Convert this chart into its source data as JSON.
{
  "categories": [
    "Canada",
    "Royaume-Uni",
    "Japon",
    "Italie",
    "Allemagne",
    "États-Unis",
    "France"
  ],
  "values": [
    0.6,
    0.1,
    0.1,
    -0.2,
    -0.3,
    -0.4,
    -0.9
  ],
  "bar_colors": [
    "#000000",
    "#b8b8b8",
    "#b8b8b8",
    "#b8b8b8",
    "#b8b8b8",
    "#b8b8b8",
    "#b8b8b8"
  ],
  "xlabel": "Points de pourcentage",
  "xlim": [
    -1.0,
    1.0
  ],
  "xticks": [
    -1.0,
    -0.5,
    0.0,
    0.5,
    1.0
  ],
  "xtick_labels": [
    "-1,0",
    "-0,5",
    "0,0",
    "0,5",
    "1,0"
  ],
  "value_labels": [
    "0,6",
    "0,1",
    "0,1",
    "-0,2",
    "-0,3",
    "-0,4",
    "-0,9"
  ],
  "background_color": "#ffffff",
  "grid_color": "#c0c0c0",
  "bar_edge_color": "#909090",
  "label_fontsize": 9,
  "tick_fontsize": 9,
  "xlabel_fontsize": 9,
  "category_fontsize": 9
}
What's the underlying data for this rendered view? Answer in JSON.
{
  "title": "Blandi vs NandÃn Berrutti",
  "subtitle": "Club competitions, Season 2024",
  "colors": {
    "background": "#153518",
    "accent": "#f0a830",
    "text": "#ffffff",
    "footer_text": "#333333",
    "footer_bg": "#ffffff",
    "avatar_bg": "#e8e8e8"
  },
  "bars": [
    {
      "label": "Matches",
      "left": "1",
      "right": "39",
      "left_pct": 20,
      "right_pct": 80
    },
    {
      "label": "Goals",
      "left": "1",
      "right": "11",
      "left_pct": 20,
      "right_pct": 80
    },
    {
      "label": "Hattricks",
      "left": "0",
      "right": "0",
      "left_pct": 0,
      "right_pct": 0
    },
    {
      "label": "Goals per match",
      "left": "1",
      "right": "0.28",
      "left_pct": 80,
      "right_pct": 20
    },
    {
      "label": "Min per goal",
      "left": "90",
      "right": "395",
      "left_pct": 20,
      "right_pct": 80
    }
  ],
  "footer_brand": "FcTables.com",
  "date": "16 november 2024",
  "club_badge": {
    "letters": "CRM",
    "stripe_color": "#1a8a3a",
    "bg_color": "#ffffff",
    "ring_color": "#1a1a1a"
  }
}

________________________________________

**Exercise goal**.
The listing above must be transcribed exactly, line by line.

**Final result**.
Convert this chart into its source data as JSON.
{
  "categories": [
    "Canada",
    "Royaume-Uni",
    "Japon",
    "Italie",
    "Allemagne",
    "États-Unis",
    "France"
  ],
  "values": [
    0.6,
    0.1,
    0.1,
    -0.2,
    -0.3,
    -0.4,
    -0.9
  ],
  "bar_colors": [
    "#000000",
    "#b8b8b8",
    "#b8b8b8",
    "#b8b8b8",
    "#b8b8b8",
    "#b8b8b8",
    "#b8b8b8"
  ],
  "xlabel": "Points de pourcentage",
  "xlim": [
    -1.0,
    1.0
  ],
  "xticks": [
    -1.0,
    -0.5,
    0.0,
    0.5,
    1.0
  ],
  "xtick_labels": [
    "-1,0",
    "-0,5",
    "0,0",
    "0,5",
    "1,0"
  ],
  "value_labels": [
    "0,6",
    "0,1",
    "0,1",
    "-0,2",
    "-0,3",
    "-0,4",
    "-0,9"
  ],
  "background_color": "#ffffff",
  "grid_color": "#c0c0c0",
  "bar_edge_color": "#909090",
  "label_fontsize": 9,
  "tick_fontsize": 9,
  "xlabel_fontsize": 9,
  "category_fontsize": 9
}
What's the underlying data for this rendered view? Answer in JSON.
{
  "title": "Blandi vs NandÃn Berrutti",
  "subtitle": "Club competitions, Season 2024",
  "colors": {
    "background": "#153518",
    "accent": "#f0a830",
    "text": "#ffffff",
    "footer_text": "#333333",
    "footer_bg": "#ffffff",
    "avatar_bg": "#e8e8e8"
  },
  "bars": [
    {
      "label": "Matches",
      "left": "1",
      "right": "39",
      "left_pct": 20,
      "right_pct": 80
    },
    {
      "label": "Goals",
      "left": "1",
      "right": "11",
      "left_pct": 20,
      "right_pct": 80
    },
    {
      "label": "Hattricks",
      "left": "0",
      "right": "0",
      "left_pct": 0,
      "right_pct": 0
    },
    {
      "label": "Goals per match",
      "left": "1",
      "right": "0.28",
      "left_pct": 80,
      "right_pct": 20
    },
    {
      "label": "Min per goal",
      "left": "90",
      "right": "395",
      "left_pct": 20,
      "right_pct": 80
    }
  ],
  "footer_brand": "FcTables.com",
  "date": "16 november 2024",
  "club_badge": {
    "letters": "CRM",
    "stripe_color": "#1a8a3a",
    "bg_color": "#ffffff",
    "ring_color": "#1a1a1a"
  }
}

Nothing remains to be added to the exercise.